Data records

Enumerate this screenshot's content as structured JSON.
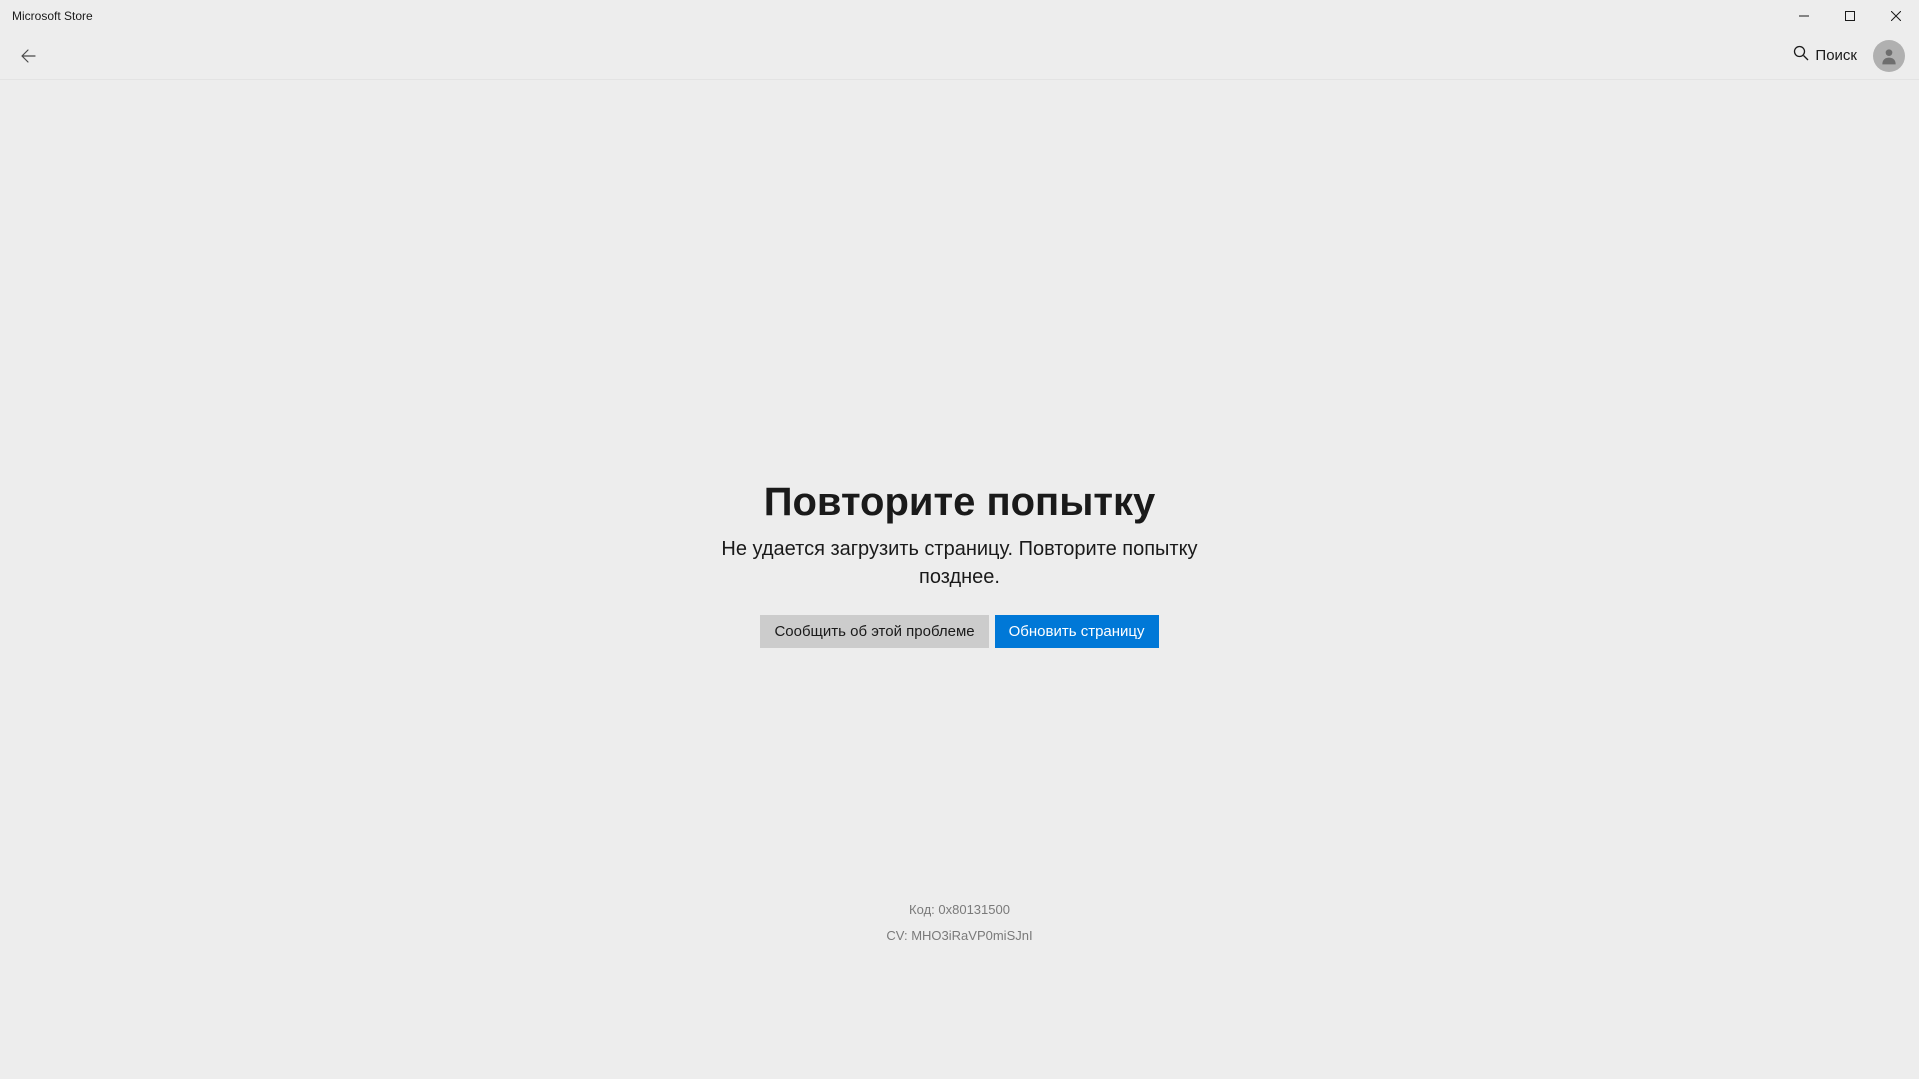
{
  "window": {
    "title": "Microsoft Store"
  },
  "toolbar": {
    "search_label": "Поиск"
  },
  "error": {
    "title": "Повторите попытку",
    "message": "Не удается загрузить страницу. Повторите попытку позднее.",
    "report_label": "Сообщить об этой проблеме",
    "refresh_label": "Обновить страницу"
  },
  "footer": {
    "code_prefix": "Код: ",
    "code_value": "0x80131500",
    "cv_prefix": "CV: ",
    "cv_value": "MHO3iRaVP0miSJnI"
  }
}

Set exercise:
Every record above must be given again exactly; drop the pictures.

Output below:
Enumerate this screenshot's content as structured JSON.
{
  "window": {
    "title": "Microsoft Store"
  },
  "toolbar": {
    "search_label": "Поиск"
  },
  "error": {
    "title": "Повторите попытку",
    "message": "Не удается загрузить страницу. Повторите попытку позднее.",
    "report_label": "Сообщить об этой проблеме",
    "refresh_label": "Обновить страницу"
  },
  "footer": {
    "code_prefix": "Код: ",
    "code_value": "0x80131500",
    "cv_prefix": "CV: ",
    "cv_value": "MHO3iRaVP0miSJnI"
  }
}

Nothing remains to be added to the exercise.